Given request
What follows is a block of records; reproduce all of it verbatim.

[Data items]
↓
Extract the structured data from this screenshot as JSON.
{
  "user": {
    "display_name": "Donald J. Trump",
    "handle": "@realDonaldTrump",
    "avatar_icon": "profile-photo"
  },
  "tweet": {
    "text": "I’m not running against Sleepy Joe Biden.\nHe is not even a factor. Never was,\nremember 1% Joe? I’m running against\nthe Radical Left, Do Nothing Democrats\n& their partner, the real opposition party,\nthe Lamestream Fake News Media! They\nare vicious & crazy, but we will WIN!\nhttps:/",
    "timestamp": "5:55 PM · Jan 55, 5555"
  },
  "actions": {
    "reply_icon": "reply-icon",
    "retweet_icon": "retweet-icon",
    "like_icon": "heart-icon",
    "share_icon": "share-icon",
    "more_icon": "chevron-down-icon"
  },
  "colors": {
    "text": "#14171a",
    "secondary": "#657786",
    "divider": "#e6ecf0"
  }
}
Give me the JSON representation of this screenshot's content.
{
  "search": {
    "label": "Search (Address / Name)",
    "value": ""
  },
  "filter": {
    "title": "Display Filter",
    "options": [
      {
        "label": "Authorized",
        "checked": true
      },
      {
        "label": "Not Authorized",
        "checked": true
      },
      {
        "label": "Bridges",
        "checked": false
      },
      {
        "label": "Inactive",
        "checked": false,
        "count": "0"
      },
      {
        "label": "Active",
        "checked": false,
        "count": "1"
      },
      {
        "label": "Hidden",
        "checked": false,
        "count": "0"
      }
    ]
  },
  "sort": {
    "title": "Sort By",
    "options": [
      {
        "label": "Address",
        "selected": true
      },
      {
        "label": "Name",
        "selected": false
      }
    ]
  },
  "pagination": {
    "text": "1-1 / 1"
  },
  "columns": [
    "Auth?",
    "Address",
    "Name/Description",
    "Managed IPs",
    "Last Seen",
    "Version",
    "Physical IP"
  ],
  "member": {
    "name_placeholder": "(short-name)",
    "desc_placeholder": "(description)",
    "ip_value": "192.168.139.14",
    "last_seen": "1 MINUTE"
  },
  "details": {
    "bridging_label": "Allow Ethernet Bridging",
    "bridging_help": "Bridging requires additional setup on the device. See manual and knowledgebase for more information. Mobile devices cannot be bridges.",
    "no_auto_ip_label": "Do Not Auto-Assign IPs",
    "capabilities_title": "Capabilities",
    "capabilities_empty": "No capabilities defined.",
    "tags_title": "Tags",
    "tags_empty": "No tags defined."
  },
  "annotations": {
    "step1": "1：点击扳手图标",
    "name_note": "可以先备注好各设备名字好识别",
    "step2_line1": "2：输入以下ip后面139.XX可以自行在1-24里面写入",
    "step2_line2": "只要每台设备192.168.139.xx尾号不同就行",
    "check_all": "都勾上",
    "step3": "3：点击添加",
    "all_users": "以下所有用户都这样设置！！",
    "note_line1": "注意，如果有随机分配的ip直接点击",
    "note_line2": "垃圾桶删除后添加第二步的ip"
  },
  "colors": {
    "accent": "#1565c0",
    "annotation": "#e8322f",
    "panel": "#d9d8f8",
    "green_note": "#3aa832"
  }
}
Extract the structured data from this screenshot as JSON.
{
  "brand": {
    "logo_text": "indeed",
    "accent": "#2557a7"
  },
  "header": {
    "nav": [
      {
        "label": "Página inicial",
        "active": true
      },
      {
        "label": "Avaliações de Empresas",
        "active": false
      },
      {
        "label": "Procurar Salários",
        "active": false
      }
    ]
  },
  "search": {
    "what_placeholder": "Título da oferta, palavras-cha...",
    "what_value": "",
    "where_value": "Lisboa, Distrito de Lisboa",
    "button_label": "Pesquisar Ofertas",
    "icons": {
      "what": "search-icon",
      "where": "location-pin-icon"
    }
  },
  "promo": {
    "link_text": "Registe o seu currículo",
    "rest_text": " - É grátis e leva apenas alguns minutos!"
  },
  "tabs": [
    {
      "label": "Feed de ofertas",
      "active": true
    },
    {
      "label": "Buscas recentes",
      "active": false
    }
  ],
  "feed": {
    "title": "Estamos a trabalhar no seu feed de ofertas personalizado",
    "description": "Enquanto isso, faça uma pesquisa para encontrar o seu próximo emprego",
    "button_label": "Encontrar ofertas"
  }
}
↑
In response
Extract the structured data from this screenshot as JSON.
{
  "user": {
    "display_name": "Donald J. Trump",
    "handle": "@realDonaldTrump",
    "avatar_icon": "profile-photo"
  },
  "tweet": {
    "text": "I’m not running against Sleepy Joe Biden.\nHe is not even a factor. Never was,\nremember 1% Joe? I’m running against\nthe Radical Left, Do Nothing Democrats\n& their partner, the real opposition party,\nthe Lamestream Fake News Media! They\nare vicious & crazy, but we will WIN!\nhttps:/",
    "timestamp": "5:55 PM · Jan 55, 5555"
  },
  "actions": {
    "reply_icon": "reply-icon",
    "retweet_icon": "retweet-icon",
    "like_icon": "heart-icon",
    "share_icon": "share-icon",
    "more_icon": "chevron-down-icon"
  },
  "colors": {
    "text": "#14171a",
    "secondary": "#657786",
    "divider": "#e6ecf0"
  }
}
Give me the JSON representation of this screenshot's content.
{
  "search": {
    "label": "Search (Address / Name)",
    "value": ""
  },
  "filter": {
    "title": "Display Filter",
    "options": [
      {
        "label": "Authorized",
        "checked": true
      },
      {
        "label": "Not Authorized",
        "checked": true
      },
      {
        "label": "Bridges",
        "checked": false
      },
      {
        "label": "Inactive",
        "checked": false,
        "count": "0"
      },
      {
        "label": "Active",
        "checked": false,
        "count": "1"
      },
      {
        "label": "Hidden",
        "checked": false,
        "count": "0"
      }
    ]
  },
  "sort": {
    "title": "Sort By",
    "options": [
      {
        "label": "Address",
        "selected": true
      },
      {
        "label": "Name",
        "selected": false
      }
    ]
  },
  "pagination": {
    "text": "1-1 / 1"
  },
  "columns": [
    "Auth?",
    "Address",
    "Name/Description",
    "Managed IPs",
    "Last Seen",
    "Version",
    "Physical IP"
  ],
  "member": {
    "name_placeholder": "(short-name)",
    "desc_placeholder": "(description)",
    "ip_value": "192.168.139.14",
    "last_seen": "1 MINUTE"
  },
  "details": {
    "bridging_label": "Allow Ethernet Bridging",
    "bridging_help": "Bridging requires additional setup on the device. See manual and knowledgebase for more information. Mobile devices cannot be bridges.",
    "no_auto_ip_label": "Do Not Auto-Assign IPs",
    "capabilities_title": "Capabilities",
    "capabilities_empty": "No capabilities defined.",
    "tags_title": "Tags",
    "tags_empty": "No tags defined."
  },
  "annotations": {
    "step1": "1：点击扳手图标",
    "name_note": "可以先备注好各设备名字好识别",
    "step2_line1": "2：输入以下ip后面139.XX可以自行在1-24里面写入",
    "step2_line2": "只要每台设备192.168.139.xx尾号不同就行",
    "check_all": "都勾上",
    "step3": "3：点击添加",
    "all_users": "以下所有用户都这样设置！！",
    "note_line1": "注意，如果有随机分配的ip直接点击",
    "note_line2": "垃圾桶删除后添加第二步的ip"
  },
  "colors": {
    "accent": "#1565c0",
    "annotation": "#e8322f",
    "panel": "#d9d8f8",
    "green_note": "#3aa832"
  }
}
Extract the structured data from this screenshot as JSON.
{
  "brand": {
    "logo_text": "indeed",
    "accent": "#2557a7"
  },
  "header": {
    "nav": [
      {
        "label": "Página inicial",
        "active": true
      },
      {
        "label": "Avaliações de Empresas",
        "active": false
      },
      {
        "label": "Procurar Salários",
        "active": false
      }
    ]
  },
  "search": {
    "what_placeholder": "Título da oferta, palavras-cha...",
    "what_value": "",
    "where_value": "Lisboa, Distrito de Lisboa",
    "button_label": "Pesquisar Ofertas",
    "icons": {
      "what": "search-icon",
      "where": "location-pin-icon"
    }
  },
  "promo": {
    "link_text": "Registe o seu currículo",
    "rest_text": " - É grátis e leva apenas alguns minutos!"
  },
  "tabs": [
    {
      "label": "Feed de ofertas",
      "active": true
    },
    {
      "label": "Buscas recentes",
      "active": false
    }
  ],
  "feed": {
    "title": "Estamos a trabalhar no seu feed de ofertas personalizado",
    "description": "Enquanto isso, faça uma pesquisa para encontrar o seu próximo emprego",
    "button_label": "Encontrar ofertas"
  }
}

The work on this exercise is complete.